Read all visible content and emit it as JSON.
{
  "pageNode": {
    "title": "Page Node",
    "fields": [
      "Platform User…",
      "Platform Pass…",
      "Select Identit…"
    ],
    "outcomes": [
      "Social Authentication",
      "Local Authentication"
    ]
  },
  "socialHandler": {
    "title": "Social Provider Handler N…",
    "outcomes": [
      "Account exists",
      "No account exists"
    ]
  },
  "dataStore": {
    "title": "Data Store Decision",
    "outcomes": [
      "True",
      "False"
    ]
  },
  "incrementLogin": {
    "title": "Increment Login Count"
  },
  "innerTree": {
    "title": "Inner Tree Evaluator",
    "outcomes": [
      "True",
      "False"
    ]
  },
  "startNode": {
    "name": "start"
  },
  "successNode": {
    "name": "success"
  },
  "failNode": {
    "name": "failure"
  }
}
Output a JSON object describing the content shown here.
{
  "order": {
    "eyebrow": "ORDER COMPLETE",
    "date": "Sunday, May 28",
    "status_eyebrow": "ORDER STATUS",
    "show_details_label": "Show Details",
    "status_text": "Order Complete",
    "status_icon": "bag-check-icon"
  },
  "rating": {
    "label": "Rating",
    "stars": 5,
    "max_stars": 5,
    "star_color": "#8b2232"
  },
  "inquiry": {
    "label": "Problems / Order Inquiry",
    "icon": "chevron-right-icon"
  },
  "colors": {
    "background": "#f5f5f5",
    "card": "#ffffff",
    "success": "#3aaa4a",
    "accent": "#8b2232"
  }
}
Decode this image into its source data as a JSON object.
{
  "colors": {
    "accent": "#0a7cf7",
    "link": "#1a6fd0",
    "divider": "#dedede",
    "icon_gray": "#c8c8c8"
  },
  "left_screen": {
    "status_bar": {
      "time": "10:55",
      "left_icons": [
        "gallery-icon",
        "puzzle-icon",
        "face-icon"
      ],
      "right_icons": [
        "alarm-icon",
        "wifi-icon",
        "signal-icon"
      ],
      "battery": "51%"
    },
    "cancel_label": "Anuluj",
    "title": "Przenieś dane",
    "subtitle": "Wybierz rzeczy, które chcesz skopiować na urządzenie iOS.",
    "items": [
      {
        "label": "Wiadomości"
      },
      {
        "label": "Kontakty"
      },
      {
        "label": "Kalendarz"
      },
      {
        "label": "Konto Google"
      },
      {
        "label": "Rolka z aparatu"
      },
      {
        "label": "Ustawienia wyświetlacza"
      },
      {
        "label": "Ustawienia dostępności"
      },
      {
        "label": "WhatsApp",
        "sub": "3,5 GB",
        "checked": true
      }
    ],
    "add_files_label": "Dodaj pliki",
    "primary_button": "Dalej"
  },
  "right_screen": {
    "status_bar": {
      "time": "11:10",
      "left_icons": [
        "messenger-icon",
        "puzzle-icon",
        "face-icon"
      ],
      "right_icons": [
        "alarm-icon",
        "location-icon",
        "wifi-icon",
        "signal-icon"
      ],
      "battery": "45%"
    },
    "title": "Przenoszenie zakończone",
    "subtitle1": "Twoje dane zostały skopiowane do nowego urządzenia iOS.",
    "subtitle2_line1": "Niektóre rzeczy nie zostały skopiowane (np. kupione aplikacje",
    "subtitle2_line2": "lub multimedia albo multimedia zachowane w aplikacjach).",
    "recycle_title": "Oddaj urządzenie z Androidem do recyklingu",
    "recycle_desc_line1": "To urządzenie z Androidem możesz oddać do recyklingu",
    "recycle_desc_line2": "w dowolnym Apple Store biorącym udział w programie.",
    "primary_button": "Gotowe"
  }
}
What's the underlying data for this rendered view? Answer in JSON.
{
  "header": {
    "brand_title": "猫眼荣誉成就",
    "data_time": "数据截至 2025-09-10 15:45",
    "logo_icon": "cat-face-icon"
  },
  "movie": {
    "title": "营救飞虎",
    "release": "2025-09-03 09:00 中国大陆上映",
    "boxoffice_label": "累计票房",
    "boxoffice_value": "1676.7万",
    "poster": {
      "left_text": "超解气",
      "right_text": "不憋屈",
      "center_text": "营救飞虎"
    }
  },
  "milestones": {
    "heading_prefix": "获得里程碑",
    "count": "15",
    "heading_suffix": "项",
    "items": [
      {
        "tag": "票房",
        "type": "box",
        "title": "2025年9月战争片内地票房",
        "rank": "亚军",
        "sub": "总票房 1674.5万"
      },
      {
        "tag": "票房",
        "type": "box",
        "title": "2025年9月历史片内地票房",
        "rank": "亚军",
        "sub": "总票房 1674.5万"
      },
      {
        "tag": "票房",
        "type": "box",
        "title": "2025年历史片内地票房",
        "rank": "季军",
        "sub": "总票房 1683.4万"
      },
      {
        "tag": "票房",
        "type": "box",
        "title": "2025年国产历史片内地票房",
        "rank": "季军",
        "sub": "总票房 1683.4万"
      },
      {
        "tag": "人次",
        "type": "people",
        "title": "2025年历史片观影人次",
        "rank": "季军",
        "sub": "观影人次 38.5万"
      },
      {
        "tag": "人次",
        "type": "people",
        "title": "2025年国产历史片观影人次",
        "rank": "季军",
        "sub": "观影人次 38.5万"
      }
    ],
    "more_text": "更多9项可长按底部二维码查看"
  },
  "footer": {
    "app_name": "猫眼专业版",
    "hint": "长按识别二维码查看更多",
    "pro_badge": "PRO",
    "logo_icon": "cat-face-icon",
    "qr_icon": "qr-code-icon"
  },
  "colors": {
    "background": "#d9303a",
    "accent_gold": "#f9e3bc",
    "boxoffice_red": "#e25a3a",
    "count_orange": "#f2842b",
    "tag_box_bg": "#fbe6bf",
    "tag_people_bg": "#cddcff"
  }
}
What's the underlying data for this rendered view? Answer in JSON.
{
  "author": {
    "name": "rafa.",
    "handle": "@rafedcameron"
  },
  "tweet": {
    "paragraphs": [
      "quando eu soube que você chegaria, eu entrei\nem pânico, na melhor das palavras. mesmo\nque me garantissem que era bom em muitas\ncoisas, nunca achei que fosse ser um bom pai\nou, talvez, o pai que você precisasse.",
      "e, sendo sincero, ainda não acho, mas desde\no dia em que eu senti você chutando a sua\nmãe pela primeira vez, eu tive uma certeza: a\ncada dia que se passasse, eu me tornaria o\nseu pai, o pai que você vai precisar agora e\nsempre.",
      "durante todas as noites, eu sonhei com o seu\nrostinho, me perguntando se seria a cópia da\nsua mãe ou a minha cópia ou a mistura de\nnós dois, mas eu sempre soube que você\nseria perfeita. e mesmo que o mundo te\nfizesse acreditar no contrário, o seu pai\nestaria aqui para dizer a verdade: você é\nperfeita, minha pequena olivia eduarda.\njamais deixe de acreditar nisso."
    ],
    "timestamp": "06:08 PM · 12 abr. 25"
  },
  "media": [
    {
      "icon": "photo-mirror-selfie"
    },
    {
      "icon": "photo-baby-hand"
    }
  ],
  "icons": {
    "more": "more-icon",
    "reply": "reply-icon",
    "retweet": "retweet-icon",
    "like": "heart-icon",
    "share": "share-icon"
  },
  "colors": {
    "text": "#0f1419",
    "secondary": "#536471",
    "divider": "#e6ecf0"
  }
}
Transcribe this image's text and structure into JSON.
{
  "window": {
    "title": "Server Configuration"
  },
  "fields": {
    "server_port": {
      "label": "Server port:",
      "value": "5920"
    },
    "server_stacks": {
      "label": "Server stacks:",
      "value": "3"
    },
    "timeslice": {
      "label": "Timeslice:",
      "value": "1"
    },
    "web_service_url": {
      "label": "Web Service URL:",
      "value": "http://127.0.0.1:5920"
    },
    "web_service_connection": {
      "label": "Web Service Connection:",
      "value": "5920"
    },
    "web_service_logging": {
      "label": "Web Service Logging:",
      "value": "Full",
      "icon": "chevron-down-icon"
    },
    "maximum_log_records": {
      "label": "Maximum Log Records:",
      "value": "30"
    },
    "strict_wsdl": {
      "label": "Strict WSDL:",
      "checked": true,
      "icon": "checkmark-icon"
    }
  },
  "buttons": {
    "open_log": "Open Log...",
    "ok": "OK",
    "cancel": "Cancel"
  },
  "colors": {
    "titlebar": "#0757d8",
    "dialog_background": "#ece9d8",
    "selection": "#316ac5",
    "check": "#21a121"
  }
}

**WRITTEN PROBLEM:** Every line from the one containing "Transcribe this image's" through the end of the data must be repeated exactly, and no other line.

**RESPONSE TO THE EXERCISE:**
Transcribe this image's text and structure into JSON.
{
  "window": {
    "title": "Server Configuration"
  },
  "fields": {
    "server_port": {
      "label": "Server port:",
      "value": "5920"
    },
    "server_stacks": {
      "label": "Server stacks:",
      "value": "3"
    },
    "timeslice": {
      "label": "Timeslice:",
      "value": "1"
    },
    "web_service_url": {
      "label": "Web Service URL:",
      "value": "http://127.0.0.1:5920"
    },
    "web_service_connection": {
      "label": "Web Service Connection:",
      "value": "5920"
    },
    "web_service_logging": {
      "label": "Web Service Logging:",
      "value": "Full",
      "icon": "chevron-down-icon"
    },
    "maximum_log_records": {
      "label": "Maximum Log Records:",
      "value": "30"
    },
    "strict_wsdl": {
      "label": "Strict WSDL:",
      "checked": true,
      "icon": "checkmark-icon"
    }
  },
  "buttons": {
    "open_log": "Open Log...",
    "ok": "OK",
    "cancel": "Cancel"
  },
  "colors": {
    "titlebar": "#0757d8",
    "dialog_background": "#ece9d8",
    "selection": "#316ac5",
    "check": "#21a121"
  }
}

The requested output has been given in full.